**What you need to do**
Duplicate the records from their first line through the line containing "data-label-denice: 409 [698,302,719,315]", including both of those lines.

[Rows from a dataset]
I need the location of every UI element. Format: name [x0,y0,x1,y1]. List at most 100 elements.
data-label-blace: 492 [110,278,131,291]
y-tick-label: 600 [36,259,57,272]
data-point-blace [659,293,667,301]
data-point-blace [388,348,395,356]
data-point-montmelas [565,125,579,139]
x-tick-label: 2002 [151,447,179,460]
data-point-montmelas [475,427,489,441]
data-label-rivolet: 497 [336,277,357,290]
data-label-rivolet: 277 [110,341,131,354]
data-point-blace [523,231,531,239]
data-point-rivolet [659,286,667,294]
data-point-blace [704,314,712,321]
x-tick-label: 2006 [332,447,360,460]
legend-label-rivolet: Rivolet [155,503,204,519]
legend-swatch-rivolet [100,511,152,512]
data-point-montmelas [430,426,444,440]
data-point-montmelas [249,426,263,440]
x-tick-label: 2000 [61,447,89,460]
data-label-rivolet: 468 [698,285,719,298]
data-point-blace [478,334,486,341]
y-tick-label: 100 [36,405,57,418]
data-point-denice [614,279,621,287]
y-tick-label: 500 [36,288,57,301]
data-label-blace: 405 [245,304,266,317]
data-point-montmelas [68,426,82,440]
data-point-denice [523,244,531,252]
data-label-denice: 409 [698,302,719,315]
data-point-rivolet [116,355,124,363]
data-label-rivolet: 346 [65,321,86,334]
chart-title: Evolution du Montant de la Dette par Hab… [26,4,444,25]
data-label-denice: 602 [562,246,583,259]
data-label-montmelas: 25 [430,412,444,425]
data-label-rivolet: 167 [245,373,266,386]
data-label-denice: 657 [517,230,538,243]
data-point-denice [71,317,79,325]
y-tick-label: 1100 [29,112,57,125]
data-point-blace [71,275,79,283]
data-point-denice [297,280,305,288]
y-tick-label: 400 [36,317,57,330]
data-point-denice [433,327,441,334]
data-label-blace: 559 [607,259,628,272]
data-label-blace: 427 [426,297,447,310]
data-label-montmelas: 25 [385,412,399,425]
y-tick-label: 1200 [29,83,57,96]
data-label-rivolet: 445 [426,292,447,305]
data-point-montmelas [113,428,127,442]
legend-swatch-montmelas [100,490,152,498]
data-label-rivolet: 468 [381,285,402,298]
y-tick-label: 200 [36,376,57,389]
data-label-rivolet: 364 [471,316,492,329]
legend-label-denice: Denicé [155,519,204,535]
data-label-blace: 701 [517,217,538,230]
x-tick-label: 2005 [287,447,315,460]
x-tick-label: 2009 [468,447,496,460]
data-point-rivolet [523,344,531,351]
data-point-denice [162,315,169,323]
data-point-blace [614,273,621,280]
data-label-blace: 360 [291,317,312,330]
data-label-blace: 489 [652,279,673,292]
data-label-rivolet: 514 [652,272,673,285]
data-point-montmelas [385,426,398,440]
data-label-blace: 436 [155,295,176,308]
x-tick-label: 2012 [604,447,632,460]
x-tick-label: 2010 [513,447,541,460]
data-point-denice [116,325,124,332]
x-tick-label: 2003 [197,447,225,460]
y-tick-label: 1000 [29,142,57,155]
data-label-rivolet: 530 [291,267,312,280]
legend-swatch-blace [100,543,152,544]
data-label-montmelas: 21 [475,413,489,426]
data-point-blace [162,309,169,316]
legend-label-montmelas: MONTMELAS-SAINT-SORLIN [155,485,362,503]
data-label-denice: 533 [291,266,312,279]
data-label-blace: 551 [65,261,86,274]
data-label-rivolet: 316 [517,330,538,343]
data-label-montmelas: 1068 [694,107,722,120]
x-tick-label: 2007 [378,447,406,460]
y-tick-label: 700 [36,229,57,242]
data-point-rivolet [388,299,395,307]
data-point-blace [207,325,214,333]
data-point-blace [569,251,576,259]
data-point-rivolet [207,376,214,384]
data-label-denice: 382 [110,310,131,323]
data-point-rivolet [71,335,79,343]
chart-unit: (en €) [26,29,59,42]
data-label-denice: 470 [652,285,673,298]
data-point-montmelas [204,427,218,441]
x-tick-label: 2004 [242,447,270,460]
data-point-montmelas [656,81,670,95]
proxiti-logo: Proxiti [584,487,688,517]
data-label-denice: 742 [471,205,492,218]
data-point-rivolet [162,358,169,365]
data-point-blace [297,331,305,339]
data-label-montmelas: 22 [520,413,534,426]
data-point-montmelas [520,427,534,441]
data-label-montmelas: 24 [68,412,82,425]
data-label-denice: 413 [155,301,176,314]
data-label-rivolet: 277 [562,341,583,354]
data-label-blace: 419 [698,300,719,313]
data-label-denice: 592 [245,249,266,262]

**Answer to this problem**
I need the location of every UI element. Format: name [x0,y0,x1,y1]. List at most 100 elements.
data-label-blace: 492 [110,278,131,291]
y-tick-label: 600 [36,259,57,272]
data-point-blace [659,293,667,301]
data-point-blace [388,348,395,356]
data-point-montmelas [565,125,579,139]
x-tick-label: 2002 [151,447,179,460]
data-point-montmelas [475,427,489,441]
data-label-rivolet: 497 [336,277,357,290]
data-label-rivolet: 277 [110,341,131,354]
data-point-blace [523,231,531,239]
data-point-rivolet [659,286,667,294]
data-point-blace [704,314,712,321]
x-tick-label: 2006 [332,447,360,460]
legend-label-rivolet: Rivolet [155,503,204,519]
legend-swatch-rivolet [100,511,152,512]
data-point-montmelas [430,426,444,440]
data-point-montmelas [249,426,263,440]
x-tick-label: 2000 [61,447,89,460]
data-label-rivolet: 468 [698,285,719,298]
data-point-blace [478,334,486,341]
y-tick-label: 100 [36,405,57,418]
data-point-denice [614,279,621,287]
y-tick-label: 500 [36,288,57,301]
data-label-blace: 405 [245,304,266,317]
data-point-montmelas [68,426,82,440]
data-point-denice [523,244,531,252]
data-label-denice: 409 [698,302,719,315]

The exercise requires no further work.